— START DATA SUPPLIED —

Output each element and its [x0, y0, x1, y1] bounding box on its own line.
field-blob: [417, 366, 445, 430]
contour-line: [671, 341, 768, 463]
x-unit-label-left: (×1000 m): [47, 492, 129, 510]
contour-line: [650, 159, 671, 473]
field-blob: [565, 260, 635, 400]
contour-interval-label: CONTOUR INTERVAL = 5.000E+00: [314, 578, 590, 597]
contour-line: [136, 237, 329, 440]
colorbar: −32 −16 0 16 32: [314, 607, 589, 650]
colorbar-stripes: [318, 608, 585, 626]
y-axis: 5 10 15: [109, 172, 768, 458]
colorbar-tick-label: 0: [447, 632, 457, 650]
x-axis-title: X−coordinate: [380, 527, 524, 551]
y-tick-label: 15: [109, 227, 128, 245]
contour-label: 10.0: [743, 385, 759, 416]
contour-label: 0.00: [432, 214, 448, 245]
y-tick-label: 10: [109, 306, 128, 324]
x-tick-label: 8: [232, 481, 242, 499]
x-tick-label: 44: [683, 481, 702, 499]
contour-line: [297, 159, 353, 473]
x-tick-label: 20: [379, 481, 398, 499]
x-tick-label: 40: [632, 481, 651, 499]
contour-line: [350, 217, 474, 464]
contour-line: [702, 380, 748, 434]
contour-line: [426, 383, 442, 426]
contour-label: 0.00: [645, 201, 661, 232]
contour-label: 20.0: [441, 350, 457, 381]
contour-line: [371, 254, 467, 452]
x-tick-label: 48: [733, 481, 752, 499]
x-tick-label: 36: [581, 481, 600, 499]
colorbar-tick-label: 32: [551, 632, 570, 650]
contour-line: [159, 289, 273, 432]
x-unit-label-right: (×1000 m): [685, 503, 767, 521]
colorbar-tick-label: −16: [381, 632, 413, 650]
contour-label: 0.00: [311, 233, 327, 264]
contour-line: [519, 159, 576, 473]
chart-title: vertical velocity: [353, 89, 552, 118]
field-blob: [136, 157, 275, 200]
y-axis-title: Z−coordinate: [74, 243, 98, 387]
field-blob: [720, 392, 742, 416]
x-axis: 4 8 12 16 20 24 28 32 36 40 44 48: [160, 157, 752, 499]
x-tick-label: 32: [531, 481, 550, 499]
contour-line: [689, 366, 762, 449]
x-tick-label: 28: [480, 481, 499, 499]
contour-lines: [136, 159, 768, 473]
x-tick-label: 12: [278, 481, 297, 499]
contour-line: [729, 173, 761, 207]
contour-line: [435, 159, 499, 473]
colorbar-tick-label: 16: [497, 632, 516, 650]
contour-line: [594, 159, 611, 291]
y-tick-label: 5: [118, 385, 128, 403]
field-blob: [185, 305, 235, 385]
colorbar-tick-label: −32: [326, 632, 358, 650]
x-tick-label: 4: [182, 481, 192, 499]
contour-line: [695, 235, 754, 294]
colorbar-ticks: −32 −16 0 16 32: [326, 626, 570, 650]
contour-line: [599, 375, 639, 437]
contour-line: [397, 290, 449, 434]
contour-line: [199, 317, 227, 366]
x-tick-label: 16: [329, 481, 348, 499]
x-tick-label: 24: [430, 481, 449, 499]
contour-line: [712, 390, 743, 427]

— END DATA SUPPLIED —

_SHORT PROBLEM_.
Rewrite every row above, replacing "field-blob" with "shaded-region" wherever it occurs and keeping everything else unchanged.

_CORRECT RESULT_.
Output each element and its [x0, y0, x1, y1] bounding box on its own line.
shaded-region: [417, 366, 445, 430]
contour-line: [671, 341, 768, 463]
x-unit-label-left: (×1000 m): [47, 492, 129, 510]
contour-line: [650, 159, 671, 473]
shaded-region: [565, 260, 635, 400]
contour-interval-label: CONTOUR INTERVAL = 5.000E+00: [314, 578, 590, 597]
contour-line: [136, 237, 329, 440]
colorbar: −32 −16 0 16 32: [314, 607, 589, 650]
colorbar-stripes: [318, 608, 585, 626]
y-axis: 5 10 15: [109, 172, 768, 458]
colorbar-tick-label: 0: [447, 632, 457, 650]
x-axis-title: X−coordinate: [380, 527, 524, 551]
y-tick-label: 15: [109, 227, 128, 245]
contour-label: 10.0: [743, 385, 759, 416]
contour-label: 0.00: [432, 214, 448, 245]
y-tick-label: 10: [109, 306, 128, 324]
x-tick-label: 8: [232, 481, 242, 499]
x-tick-label: 44: [683, 481, 702, 499]
contour-line: [297, 159, 353, 473]
x-tick-label: 20: [379, 481, 398, 499]
x-tick-label: 40: [632, 481, 651, 499]
contour-line: [350, 217, 474, 464]
contour-line: [702, 380, 748, 434]
contour-line: [426, 383, 442, 426]
contour-label: 0.00: [645, 201, 661, 232]
contour-label: 20.0: [441, 350, 457, 381]
contour-line: [371, 254, 467, 452]
x-tick-label: 48: [733, 481, 752, 499]
x-tick-label: 36: [581, 481, 600, 499]
colorbar-tick-label: 32: [551, 632, 570, 650]
contour-line: [159, 289, 273, 432]
x-unit-label-right: (×1000 m): [685, 503, 767, 521]
colorbar-tick-label: −16: [381, 632, 413, 650]
contour-label: 0.00: [311, 233, 327, 264]
contour-line: [519, 159, 576, 473]
chart-title: vertical velocity: [353, 89, 552, 118]
shaded-region: [136, 157, 275, 200]
y-axis-title: Z−coordinate: [74, 243, 98, 387]
shaded-region: [720, 392, 742, 416]
x-axis: 4 8 12 16 20 24 28 32 36 40 44 48: [160, 157, 752, 499]
x-tick-label: 32: [531, 481, 550, 499]
contour-line: [689, 366, 762, 449]
x-tick-label: 28: [480, 481, 499, 499]
contour-lines: [136, 159, 768, 473]
x-tick-label: 12: [278, 481, 297, 499]
contour-line: [729, 173, 761, 207]
contour-line: [435, 159, 499, 473]
colorbar-tick-label: 16: [497, 632, 516, 650]
contour-line: [594, 159, 611, 291]
y-tick-label: 5: [118, 385, 128, 403]
shaded-region: [185, 305, 235, 385]
colorbar-tick-label: −32: [326, 632, 358, 650]
x-tick-label: 4: [182, 481, 192, 499]
contour-line: [695, 235, 754, 294]
colorbar-ticks: −32 −16 0 16 32: [326, 626, 570, 650]
contour-line: [599, 375, 639, 437]
contour-line: [397, 290, 449, 434]
contour-line: [199, 317, 227, 366]
x-tick-label: 16: [329, 481, 348, 499]
x-tick-label: 24: [430, 481, 449, 499]
contour-line: [712, 390, 743, 427]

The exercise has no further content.